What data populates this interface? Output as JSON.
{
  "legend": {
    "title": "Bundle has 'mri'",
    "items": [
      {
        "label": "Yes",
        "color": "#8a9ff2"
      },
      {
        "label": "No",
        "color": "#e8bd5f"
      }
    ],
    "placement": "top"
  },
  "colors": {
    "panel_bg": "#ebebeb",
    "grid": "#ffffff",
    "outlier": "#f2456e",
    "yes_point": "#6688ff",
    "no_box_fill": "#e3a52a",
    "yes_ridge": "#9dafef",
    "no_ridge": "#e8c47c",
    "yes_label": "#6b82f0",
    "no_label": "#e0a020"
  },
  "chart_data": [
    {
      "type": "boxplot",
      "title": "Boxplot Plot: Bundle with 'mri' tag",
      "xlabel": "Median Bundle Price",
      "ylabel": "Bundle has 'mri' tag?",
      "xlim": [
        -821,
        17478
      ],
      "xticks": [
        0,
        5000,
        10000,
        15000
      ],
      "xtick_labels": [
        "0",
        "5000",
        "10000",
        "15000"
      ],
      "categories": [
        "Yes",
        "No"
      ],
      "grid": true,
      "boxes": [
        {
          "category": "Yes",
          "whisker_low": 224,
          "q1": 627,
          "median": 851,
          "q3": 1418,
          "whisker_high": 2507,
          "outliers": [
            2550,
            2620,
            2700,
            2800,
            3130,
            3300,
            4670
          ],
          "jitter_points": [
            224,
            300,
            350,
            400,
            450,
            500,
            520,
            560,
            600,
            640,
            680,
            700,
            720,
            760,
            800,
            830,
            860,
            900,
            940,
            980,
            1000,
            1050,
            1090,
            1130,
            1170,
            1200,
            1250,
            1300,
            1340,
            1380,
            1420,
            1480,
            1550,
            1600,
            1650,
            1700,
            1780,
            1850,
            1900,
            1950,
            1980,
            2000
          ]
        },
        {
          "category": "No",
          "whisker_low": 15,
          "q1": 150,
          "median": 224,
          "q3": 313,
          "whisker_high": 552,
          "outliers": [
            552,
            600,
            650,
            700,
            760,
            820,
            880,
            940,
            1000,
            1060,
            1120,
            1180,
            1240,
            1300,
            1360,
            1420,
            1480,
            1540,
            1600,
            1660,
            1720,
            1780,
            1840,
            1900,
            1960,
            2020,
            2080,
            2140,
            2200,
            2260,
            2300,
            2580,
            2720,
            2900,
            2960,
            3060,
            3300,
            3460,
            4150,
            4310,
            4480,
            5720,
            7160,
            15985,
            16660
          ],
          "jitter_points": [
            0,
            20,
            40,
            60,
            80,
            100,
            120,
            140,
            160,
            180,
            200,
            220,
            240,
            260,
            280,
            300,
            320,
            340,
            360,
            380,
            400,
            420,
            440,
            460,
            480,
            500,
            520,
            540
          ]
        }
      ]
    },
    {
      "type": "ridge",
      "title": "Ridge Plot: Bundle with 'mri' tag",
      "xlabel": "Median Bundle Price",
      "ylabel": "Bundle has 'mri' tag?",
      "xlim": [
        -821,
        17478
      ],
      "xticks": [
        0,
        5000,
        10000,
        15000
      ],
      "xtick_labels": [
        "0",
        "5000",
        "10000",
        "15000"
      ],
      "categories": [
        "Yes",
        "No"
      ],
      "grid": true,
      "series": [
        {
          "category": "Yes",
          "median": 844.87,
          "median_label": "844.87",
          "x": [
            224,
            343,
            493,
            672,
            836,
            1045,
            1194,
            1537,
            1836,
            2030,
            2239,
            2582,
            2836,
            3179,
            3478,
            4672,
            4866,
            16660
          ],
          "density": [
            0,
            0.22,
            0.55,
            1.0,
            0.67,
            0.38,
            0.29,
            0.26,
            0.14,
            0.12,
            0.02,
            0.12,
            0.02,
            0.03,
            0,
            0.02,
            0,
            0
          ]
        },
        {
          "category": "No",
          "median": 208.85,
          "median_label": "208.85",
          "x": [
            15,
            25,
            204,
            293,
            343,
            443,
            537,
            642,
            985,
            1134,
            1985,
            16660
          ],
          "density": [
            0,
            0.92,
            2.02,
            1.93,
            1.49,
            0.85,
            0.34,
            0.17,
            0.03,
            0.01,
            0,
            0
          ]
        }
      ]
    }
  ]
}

--------------------------------------------------

• YOUR TASK
Give back only a number, the number of lines where the string "Bundle" occurs.

• SOLVED EXERCISE
7